Copy out word for word everything below from the line containing "Extract all elements" down to the line containing "svg-text:D: D [178,523,182,529]", including both of those lines and nothing else.
★ ★ ★ ★
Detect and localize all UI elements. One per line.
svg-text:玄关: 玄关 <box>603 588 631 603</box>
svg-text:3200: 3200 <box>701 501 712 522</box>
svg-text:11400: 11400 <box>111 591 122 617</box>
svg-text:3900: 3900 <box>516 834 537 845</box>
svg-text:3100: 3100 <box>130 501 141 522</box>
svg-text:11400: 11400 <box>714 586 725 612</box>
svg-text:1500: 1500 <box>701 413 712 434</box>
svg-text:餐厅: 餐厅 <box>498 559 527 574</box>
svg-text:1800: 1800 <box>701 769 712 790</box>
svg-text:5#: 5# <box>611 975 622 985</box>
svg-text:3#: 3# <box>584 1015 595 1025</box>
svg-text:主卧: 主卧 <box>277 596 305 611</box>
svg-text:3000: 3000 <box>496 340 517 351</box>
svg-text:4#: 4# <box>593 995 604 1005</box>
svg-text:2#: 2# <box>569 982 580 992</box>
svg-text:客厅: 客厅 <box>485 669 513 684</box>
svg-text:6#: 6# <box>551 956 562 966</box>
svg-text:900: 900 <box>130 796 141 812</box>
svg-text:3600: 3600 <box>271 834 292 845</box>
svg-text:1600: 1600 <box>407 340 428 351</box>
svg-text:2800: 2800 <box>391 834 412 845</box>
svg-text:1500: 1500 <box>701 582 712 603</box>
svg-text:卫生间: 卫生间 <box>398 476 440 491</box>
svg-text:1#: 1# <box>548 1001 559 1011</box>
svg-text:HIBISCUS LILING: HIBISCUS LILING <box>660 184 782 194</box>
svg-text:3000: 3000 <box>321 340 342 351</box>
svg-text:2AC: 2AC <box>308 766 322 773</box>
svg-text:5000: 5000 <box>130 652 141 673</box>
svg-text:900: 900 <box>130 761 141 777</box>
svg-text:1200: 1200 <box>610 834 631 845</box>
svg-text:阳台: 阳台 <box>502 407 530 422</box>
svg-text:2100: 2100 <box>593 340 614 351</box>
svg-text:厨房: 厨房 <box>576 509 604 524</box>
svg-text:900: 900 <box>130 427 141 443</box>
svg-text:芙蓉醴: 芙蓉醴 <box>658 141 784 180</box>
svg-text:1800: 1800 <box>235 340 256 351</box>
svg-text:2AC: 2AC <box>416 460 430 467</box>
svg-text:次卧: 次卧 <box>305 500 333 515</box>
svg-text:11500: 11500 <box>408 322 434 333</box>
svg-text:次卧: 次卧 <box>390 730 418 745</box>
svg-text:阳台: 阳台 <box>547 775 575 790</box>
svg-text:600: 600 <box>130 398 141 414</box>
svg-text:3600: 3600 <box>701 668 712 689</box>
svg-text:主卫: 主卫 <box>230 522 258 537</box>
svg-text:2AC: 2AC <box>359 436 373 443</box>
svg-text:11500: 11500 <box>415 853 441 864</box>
★ ★ ★ ★
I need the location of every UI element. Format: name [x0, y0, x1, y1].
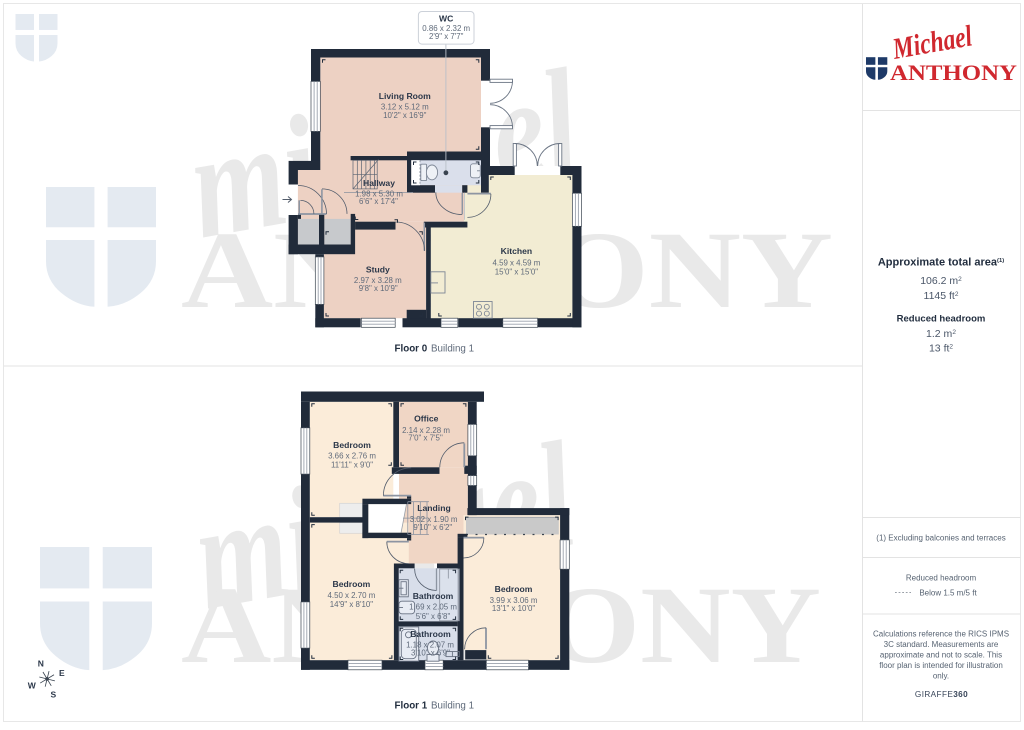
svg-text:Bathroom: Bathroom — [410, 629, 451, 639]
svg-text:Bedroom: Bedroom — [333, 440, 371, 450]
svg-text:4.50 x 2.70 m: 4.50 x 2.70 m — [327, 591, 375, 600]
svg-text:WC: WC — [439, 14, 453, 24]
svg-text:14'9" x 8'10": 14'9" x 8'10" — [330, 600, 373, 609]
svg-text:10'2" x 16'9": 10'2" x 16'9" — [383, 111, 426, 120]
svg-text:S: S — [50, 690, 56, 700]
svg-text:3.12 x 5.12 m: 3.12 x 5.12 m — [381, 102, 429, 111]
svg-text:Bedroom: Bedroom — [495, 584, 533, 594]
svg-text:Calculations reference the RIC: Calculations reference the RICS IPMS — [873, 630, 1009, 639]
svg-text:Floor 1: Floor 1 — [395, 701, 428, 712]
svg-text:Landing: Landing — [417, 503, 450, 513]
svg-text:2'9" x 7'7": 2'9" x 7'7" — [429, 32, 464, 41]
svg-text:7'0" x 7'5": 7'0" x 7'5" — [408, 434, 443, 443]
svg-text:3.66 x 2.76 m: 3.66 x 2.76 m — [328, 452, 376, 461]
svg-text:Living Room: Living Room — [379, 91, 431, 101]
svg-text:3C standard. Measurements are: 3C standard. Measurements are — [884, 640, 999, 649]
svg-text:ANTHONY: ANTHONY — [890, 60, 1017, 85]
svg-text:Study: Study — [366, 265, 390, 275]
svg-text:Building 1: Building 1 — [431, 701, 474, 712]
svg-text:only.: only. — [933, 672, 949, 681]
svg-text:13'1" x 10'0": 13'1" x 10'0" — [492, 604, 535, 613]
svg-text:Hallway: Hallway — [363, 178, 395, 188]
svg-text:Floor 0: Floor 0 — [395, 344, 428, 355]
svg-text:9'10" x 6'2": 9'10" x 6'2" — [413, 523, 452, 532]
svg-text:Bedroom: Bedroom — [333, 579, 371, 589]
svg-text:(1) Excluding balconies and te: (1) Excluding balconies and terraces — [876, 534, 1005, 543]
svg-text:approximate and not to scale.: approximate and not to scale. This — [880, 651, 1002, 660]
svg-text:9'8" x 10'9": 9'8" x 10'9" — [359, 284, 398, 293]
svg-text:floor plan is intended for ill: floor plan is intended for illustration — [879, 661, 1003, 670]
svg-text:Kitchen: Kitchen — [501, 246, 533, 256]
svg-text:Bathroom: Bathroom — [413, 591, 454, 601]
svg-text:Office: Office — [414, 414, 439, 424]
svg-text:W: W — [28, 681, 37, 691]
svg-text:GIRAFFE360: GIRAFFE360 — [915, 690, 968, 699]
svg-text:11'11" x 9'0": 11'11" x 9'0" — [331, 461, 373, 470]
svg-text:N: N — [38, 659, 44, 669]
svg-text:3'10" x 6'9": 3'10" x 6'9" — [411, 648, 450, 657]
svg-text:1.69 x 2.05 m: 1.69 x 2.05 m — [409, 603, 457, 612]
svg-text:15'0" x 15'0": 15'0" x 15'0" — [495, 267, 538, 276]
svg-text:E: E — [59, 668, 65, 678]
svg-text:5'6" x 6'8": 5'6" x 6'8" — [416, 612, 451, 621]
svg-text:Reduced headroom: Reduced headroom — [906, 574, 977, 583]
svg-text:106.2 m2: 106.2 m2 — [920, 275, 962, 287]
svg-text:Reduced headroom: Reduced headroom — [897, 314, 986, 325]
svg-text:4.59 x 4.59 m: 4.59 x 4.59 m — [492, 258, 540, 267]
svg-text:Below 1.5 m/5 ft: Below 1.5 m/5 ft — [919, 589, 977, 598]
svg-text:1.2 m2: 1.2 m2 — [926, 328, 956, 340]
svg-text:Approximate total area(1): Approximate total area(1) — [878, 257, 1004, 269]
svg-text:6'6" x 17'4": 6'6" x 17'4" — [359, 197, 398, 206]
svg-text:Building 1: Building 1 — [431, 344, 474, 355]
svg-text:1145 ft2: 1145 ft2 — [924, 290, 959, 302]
★ ★ ★ ★
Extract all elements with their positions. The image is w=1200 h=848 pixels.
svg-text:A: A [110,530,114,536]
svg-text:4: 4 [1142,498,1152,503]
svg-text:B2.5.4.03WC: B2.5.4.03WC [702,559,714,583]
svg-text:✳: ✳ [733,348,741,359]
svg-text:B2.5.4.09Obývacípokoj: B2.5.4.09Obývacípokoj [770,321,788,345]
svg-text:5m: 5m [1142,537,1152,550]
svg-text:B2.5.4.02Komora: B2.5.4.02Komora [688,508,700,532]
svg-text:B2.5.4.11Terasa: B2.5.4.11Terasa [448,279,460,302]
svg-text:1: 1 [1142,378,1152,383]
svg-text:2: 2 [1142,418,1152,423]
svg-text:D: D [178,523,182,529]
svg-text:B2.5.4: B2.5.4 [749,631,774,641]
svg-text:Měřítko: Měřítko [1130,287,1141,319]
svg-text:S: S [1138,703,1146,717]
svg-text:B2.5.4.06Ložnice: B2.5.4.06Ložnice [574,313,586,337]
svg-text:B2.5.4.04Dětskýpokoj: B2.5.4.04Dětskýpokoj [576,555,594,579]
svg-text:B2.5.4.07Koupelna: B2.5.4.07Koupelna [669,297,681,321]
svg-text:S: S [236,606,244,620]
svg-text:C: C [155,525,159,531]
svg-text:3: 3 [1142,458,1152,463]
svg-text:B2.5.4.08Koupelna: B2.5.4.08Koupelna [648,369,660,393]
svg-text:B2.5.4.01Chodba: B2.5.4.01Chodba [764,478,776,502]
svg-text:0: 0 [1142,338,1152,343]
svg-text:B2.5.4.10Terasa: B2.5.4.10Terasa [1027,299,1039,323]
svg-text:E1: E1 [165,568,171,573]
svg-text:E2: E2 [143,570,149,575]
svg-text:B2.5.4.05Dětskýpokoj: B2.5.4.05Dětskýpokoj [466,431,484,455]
★ ★ ★ ★
▶ REPLY
Extract all elements with their positions. The image is w=1200 h=848 pixels.
svg-text:A: A [110,530,114,536]
svg-text:4: 4 [1142,498,1152,503]
svg-text:B2.5.4.03WC: B2.5.4.03WC [702,559,714,583]
svg-text:✳: ✳ [733,348,741,359]
svg-text:B2.5.4.09Obývacípokoj: B2.5.4.09Obývacípokoj [770,321,788,345]
svg-text:5m: 5m [1142,537,1152,550]
svg-text:B2.5.4.02Komora: B2.5.4.02Komora [688,508,700,532]
svg-text:B2.5.4.11Terasa: B2.5.4.11Terasa [448,279,460,302]
svg-text:1: 1 [1142,378,1152,383]
svg-text:2: 2 [1142,418,1152,423]
svg-text:D: D [178,523,182,529]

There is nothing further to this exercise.